=== DOCUMENT EXTRACT ===
▼

Next, the output strand that would enable analysis of circuit kinetics was quantified. It was reasoned that output strand concentration would be correlated to the average time between capture events, with a longer time between captures corresponding to a lower concentration. To calculate time between captures, the end time of a given capture was subtracted from the start time of the subsequent capture. Additionally, any time periods were subtracted where the pore was occupied with a non-output strand capture to minimize the effect of background noise on the predicted concentration. The average of these times between captures was calculated from an aggregate list of total time between captures from all functional pores in a given experiment. To convert from average time between captures to concentration, a standard curve was used that was generated from a series of titration experiments with known output strand concentrations (FIG. 1D). The curve represents an average of three titration experiments with unique circuit outputs.

▲

=== TASK BRIEF ===
Render this sentence from the passage on quantifying output strand concentration in Spanish: "To calculate time between captures, the end time of a given capture was subtracted from the start time of the subsequent capture."

=== SUPPLIED ENTRIES ===
▼

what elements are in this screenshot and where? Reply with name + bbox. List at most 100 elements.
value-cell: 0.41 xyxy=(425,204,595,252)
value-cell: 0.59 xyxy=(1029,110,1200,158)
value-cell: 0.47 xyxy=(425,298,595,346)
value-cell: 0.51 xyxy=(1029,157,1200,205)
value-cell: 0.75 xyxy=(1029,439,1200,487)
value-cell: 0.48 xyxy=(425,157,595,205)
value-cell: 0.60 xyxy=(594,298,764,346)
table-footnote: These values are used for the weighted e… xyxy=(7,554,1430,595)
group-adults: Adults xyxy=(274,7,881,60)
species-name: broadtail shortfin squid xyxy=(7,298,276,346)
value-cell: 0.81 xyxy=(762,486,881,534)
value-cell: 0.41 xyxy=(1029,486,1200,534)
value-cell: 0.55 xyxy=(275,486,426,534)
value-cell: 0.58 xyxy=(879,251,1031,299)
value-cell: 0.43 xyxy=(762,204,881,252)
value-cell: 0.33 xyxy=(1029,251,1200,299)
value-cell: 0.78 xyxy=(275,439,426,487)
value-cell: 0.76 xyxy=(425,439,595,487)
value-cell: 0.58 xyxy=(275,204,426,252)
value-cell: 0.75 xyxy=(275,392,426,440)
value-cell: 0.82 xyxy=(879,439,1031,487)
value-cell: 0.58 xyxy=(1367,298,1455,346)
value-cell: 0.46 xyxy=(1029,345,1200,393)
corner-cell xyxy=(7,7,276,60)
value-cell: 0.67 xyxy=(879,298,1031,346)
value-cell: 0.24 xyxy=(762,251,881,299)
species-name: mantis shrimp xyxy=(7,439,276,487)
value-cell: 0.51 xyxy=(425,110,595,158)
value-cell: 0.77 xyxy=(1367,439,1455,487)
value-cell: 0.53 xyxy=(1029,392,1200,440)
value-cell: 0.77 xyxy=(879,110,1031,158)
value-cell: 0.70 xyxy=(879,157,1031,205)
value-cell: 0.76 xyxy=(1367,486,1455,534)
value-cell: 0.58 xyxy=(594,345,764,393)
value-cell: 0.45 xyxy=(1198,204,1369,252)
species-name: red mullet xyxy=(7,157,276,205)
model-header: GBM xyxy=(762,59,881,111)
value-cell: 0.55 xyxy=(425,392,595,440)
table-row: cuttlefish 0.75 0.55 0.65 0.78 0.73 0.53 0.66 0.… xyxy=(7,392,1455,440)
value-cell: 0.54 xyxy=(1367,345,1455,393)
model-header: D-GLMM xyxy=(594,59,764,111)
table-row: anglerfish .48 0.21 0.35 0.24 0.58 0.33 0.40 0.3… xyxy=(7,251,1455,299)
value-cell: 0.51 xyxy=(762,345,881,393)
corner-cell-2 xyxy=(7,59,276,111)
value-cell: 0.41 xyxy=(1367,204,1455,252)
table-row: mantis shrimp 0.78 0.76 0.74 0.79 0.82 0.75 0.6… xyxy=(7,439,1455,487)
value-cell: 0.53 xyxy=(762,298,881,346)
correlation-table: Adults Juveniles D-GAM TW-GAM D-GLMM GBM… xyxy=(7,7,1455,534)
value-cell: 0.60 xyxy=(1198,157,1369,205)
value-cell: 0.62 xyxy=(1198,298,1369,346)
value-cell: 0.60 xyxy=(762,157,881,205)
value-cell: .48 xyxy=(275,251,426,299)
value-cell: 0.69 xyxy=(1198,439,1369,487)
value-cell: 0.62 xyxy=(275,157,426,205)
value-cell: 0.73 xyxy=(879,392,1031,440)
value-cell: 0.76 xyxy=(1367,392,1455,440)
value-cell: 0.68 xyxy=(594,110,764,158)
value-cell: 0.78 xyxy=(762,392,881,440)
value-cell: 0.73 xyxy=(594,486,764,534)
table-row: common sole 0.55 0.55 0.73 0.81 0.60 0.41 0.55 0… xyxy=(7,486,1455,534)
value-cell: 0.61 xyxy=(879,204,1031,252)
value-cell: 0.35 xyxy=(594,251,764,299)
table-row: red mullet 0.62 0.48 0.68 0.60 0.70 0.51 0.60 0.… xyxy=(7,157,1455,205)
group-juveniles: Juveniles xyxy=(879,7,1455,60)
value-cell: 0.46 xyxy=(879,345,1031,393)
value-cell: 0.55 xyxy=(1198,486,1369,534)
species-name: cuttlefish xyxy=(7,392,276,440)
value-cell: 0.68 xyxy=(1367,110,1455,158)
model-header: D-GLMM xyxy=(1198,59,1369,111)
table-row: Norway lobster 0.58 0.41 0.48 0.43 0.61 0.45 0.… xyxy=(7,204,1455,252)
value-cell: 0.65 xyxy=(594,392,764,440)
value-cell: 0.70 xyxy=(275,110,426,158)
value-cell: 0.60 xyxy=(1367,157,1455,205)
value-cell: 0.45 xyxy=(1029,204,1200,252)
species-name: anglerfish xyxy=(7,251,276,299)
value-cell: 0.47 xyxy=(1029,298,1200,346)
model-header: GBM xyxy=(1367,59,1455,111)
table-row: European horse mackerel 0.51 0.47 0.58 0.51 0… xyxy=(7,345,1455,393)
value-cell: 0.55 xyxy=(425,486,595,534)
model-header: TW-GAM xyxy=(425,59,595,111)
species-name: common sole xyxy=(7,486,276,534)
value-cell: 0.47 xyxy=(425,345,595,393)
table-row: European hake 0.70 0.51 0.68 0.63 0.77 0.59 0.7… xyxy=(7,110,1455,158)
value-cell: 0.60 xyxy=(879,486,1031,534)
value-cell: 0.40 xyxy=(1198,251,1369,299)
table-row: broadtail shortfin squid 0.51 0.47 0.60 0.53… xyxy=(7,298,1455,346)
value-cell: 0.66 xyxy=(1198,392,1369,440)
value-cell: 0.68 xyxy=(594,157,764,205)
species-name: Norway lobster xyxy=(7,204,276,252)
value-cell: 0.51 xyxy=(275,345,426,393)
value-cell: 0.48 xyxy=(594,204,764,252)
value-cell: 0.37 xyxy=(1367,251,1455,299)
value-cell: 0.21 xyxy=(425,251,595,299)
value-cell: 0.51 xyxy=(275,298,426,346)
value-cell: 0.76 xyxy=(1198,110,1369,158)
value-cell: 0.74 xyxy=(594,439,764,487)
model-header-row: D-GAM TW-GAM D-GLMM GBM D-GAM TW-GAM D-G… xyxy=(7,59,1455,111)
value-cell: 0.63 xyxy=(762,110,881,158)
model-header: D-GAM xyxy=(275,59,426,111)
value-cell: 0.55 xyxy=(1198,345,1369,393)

▲

=== SOLUTION TO THIS EXERCISE ===
Para calcular el tiempo entre capturas, se restó el tiempo de finalización de una captura dada del tiempo de inicio de la captura siguiente.